> **Given task**: All entries must be repeated exactly; do not include the pictures.

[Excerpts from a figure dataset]
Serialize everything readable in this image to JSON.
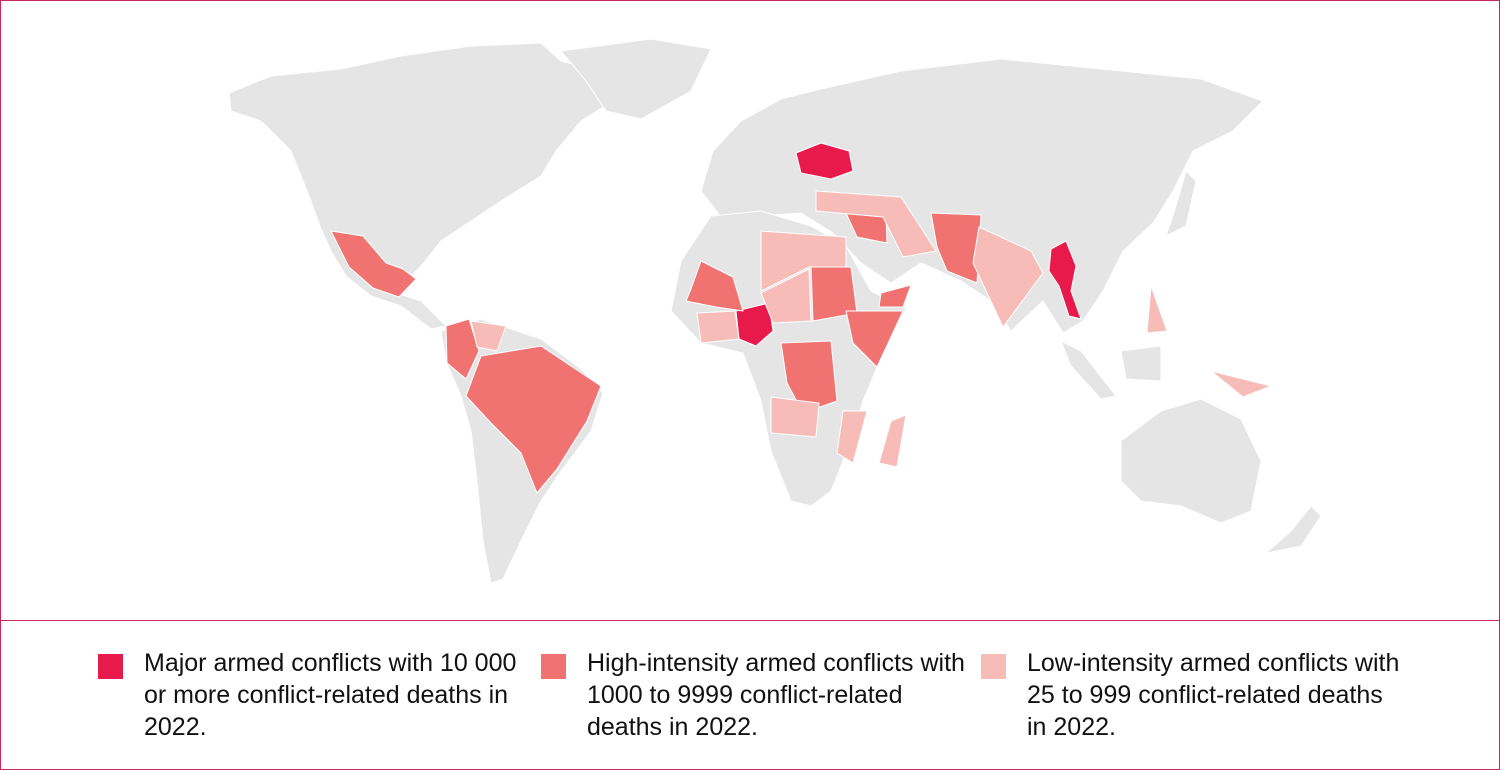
{
  "legend": {
    "items": [
      {
        "label": "Major armed conflicts with 10 000 or more conflict-related deaths in 2022.",
        "color": "#e8194b"
      },
      {
        "label": "High-intensity armed conflicts with 1000 to 9999 conflict-related deaths in 2022.",
        "color": "#f07372"
      },
      {
        "label": "Low-intensity armed conflicts with 25 to 999 conflict-related deaths in 2022.",
        "color": "#f8bcb8"
      }
    ]
  }
}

> **Exercise answer**:
Serialize everything readable in this image to JSON.
{
  "legend": {
    "items": [
      {
        "label": "Major armed conflicts with 10 000 or more conflict-related deaths in 2022.",
        "color": "#e8194b"
      },
      {
        "label": "High-intensity armed conflicts with 1000 to 9999 conflict-related deaths in 2022.",
        "color": "#f07372"
      },
      {
        "label": "Low-intensity armed conflicts with 25 to 999 conflict-related deaths in 2022.",
        "color": "#f8bcb8"
      }
    ]
  }
}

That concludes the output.